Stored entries
****************

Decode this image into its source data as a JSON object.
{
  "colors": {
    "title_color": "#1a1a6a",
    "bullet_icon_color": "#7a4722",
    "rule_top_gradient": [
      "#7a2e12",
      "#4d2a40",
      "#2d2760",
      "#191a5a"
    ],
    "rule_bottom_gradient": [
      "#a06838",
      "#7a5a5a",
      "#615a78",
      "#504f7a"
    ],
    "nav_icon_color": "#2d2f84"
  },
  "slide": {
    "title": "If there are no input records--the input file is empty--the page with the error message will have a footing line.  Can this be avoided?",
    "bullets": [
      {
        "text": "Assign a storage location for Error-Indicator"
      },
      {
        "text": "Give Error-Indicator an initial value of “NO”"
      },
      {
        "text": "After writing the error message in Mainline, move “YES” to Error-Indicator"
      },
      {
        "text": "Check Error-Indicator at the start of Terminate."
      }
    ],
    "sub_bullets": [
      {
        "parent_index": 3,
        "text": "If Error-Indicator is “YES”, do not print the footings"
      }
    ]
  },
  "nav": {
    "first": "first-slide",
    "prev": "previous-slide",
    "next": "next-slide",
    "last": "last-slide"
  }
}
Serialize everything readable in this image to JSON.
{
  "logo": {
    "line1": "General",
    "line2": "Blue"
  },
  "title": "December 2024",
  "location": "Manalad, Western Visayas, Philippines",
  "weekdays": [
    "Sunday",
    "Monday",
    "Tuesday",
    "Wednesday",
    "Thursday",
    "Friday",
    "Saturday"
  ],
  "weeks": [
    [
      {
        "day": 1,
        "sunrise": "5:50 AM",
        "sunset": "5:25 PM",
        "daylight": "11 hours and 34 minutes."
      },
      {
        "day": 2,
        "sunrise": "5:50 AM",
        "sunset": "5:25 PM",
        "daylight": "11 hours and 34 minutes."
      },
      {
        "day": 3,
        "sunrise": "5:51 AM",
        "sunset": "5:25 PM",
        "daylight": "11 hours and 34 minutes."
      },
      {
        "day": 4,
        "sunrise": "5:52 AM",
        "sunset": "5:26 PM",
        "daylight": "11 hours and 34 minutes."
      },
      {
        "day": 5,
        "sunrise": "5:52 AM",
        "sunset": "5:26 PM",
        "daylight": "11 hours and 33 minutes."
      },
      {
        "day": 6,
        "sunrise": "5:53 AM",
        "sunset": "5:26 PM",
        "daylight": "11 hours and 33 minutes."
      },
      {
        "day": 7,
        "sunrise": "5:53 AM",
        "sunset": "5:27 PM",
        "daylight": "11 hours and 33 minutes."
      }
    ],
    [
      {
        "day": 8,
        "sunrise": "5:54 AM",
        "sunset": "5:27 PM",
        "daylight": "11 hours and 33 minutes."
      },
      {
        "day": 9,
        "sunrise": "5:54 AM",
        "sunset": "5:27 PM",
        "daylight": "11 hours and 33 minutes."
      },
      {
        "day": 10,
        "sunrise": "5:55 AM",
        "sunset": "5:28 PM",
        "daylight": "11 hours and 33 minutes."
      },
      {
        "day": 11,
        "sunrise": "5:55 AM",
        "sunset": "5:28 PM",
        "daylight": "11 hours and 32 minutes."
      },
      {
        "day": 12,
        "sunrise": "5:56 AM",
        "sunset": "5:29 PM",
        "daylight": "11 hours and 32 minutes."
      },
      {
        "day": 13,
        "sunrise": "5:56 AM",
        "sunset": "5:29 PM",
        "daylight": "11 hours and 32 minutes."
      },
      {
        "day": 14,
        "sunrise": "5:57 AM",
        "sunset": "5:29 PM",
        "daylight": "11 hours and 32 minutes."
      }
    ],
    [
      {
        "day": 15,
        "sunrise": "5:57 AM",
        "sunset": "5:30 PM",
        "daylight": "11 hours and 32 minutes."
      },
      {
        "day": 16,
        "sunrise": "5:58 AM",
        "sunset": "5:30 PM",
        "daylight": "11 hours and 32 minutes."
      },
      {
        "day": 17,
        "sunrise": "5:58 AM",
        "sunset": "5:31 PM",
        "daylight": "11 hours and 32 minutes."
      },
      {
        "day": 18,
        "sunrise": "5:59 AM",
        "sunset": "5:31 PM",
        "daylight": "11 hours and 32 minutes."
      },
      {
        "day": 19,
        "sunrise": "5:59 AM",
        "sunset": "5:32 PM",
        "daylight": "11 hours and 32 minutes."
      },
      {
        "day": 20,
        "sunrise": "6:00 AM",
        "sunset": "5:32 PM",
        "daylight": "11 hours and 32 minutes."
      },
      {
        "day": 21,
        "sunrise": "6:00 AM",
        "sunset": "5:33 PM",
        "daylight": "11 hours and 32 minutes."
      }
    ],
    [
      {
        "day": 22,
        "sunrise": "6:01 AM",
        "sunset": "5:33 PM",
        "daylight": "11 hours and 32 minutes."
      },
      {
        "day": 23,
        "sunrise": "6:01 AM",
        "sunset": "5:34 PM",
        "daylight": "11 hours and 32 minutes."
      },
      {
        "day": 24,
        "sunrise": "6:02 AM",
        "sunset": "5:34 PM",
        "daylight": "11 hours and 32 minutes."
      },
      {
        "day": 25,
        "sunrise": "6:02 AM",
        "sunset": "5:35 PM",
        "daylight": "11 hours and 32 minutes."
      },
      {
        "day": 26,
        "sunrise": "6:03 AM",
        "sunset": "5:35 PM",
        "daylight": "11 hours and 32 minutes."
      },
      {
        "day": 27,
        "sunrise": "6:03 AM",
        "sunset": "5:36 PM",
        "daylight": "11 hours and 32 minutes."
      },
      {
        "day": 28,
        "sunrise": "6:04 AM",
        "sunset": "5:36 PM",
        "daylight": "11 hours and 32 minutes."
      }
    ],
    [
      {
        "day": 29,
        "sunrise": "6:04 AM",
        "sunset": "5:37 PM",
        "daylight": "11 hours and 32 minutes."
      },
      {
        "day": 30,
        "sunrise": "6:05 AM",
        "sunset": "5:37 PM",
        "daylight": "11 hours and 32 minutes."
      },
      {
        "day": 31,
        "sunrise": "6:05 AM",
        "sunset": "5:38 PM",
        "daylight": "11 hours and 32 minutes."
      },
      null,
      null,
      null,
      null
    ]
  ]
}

****************

Print back all the lines verbatim.

THE RESPONSE>
Decode this image into its source data as a JSON object.
{
  "colors": {
    "title_color": "#1a1a6a",
    "bullet_icon_color": "#7a4722",
    "rule_top_gradient": [
      "#7a2e12",
      "#4d2a40",
      "#2d2760",
      "#191a5a"
    ],
    "rule_bottom_gradient": [
      "#a06838",
      "#7a5a5a",
      "#615a78",
      "#504f7a"
    ],
    "nav_icon_color": "#2d2f84"
  },
  "slide": {
    "title": "If there are no input records--the input file is empty--the page with the error message will have a footing line.  Can this be avoided?",
    "bullets": [
      {
        "text": "Assign a storage location for Error-Indicator"
      },
      {
        "text": "Give Error-Indicator an initial value of “NO”"
      },
      {
        "text": "After writing the error message in Mainline, move “YES” to Error-Indicator"
      },
      {
        "text": "Check Error-Indicator at the start of Terminate."
      }
    ],
    "sub_bullets": [
      {
        "parent_index": 3,
        "text": "If Error-Indicator is “YES”, do not print the footings"
      }
    ]
  },
  "nav": {
    "first": "first-slide",
    "prev": "previous-slide",
    "next": "next-slide",
    "last": "last-slide"
  }
}
Serialize everything readable in this image to JSON.
{
  "logo": {
    "line1": "General",
    "line2": "Blue"
  },
  "title": "December 2024",
  "location": "Manalad, Western Visayas, Philippines",
  "weekdays": [
    "Sunday",
    "Monday",
    "Tuesday",
    "Wednesday",
    "Thursday",
    "Friday",
    "Saturday"
  ],
  "weeks": [
    [
      {
        "day": 1,
        "sunrise": "5:50 AM",
        "sunset": "5:25 PM",
        "daylight": "11 hours and 34 minutes."
      },
      {
        "day": 2,
        "sunrise": "5:50 AM",
        "sunset": "5:25 PM",
        "daylight": "11 hours and 34 minutes."
      },
      {
        "day": 3,
        "sunrise": "5:51 AM",
        "sunset": "5:25 PM",
        "daylight": "11 hours and 34 minutes."
      },
      {
        "day": 4,
        "sunrise": "5:52 AM",
        "sunset": "5:26 PM",
        "daylight": "11 hours and 34 minutes."
      },
      {
        "day": 5,
        "sunrise": "5:52 AM",
        "sunset": "5:26 PM",
        "daylight": "11 hours and 33 minutes."
      },
      {
        "day": 6,
        "sunrise": "5:53 AM",
        "sunset": "5:26 PM",
        "daylight": "11 hours and 33 minutes."
      },
      {
        "day": 7,
        "sunrise": "5:53 AM",
        "sunset": "5:27 PM",
        "daylight": "11 hours and 33 minutes."
      }
    ],
    [
      {
        "day": 8,
        "sunrise": "5:54 AM",
        "sunset": "5:27 PM",
        "daylight": "11 hours and 33 minutes."
      },
      {
        "day": 9,
        "sunrise": "5:54 AM",
        "sunset": "5:27 PM",
        "daylight": "11 hours and 33 minutes."
      },
      {
        "day": 10,
        "sunrise": "5:55 AM",
        "sunset": "5:28 PM",
        "daylight": "11 hours and 33 minutes."
      },
      {
        "day": 11,
        "sunrise": "5:55 AM",
        "sunset": "5:28 PM",
        "daylight": "11 hours and 32 minutes."
      },
      {
        "day": 12,
        "sunrise": "5:56 AM",
        "sunset": "5:29 PM",
        "daylight": "11 hours and 32 minutes."
      },
      {
        "day": 13,
        "sunrise": "5:56 AM",
        "sunset": "5:29 PM",
        "daylight": "11 hours and 32 minutes."
      },
      {
        "day": 14,
        "sunrise": "5:57 AM",
        "sunset": "5:29 PM",
        "daylight": "11 hours and 32 minutes."
      }
    ],
    [
      {
        "day": 15,
        "sunrise": "5:57 AM",
        "sunset": "5:30 PM",
        "daylight": "11 hours and 32 minutes."
      },
      {
        "day": 16,
        "sunrise": "5:58 AM",
        "sunset": "5:30 PM",
        "daylight": "11 hours and 32 minutes."
      },
      {
        "day": 17,
        "sunrise": "5:58 AM",
        "sunset": "5:31 PM",
        "daylight": "11 hours and 32 minutes."
      },
      {
        "day": 18,
        "sunrise": "5:59 AM",
        "sunset": "5:31 PM",
        "daylight": "11 hours and 32 minutes."
      },
      {
        "day": 19,
        "sunrise": "5:59 AM",
        "sunset": "5:32 PM",
        "daylight": "11 hours and 32 minutes."
      },
      {
        "day": 20,
        "sunrise": "6:00 AM",
        "sunset": "5:32 PM",
        "daylight": "11 hours and 32 minutes."
      },
      {
        "day": 21,
        "sunrise": "6:00 AM",
        "sunset": "5:33 PM",
        "daylight": "11 hours and 32 minutes."
      }
    ],
    [
      {
        "day": 22,
        "sunrise": "6:01 AM",
        "sunset": "5:33 PM",
        "daylight": "11 hours and 32 minutes."
      },
      {
        "day": 23,
        "sunrise": "6:01 AM",
        "sunset": "5:34 PM",
        "daylight": "11 hours and 32 minutes."
      },
      {
        "day": 24,
        "sunrise": "6:02 AM",
        "sunset": "5:34 PM",
        "daylight": "11 hours and 32 minutes."
      },
      {
        "day": 25,
        "sunrise": "6:02 AM",
        "sunset": "5:35 PM",
        "daylight": "11 hours and 32 minutes."
      },
      {
        "day": 26,
        "sunrise": "6:03 AM",
        "sunset": "5:35 PM",
        "daylight": "11 hours and 32 minutes."
      },
      {
        "day": 27,
        "sunrise": "6:03 AM",
        "sunset": "5:36 PM",
        "daylight": "11 hours and 32 minutes."
      },
      {
        "day": 28,
        "sunrise": "6:04 AM",
        "sunset": "5:36 PM",
        "daylight": "11 hours and 32 minutes."
      }
    ],
    [
      {
        "day": 29,
        "sunrise": "6:04 AM",
        "sunset": "5:37 PM",
        "daylight": "11 hours and 32 minutes."
      },
      {
        "day": 30,
        "sunrise": "6:05 AM",
        "sunset": "5:37 PM",
        "daylight": "11 hours and 32 minutes."
      },
      {
        "day": 31,
        "sunrise": "6:05 AM",
        "sunset": "5:38 PM",
        "daylight": "11 hours and 32 minutes."
      },
      null,
      null,
      null,
      null
    ]
  ]
}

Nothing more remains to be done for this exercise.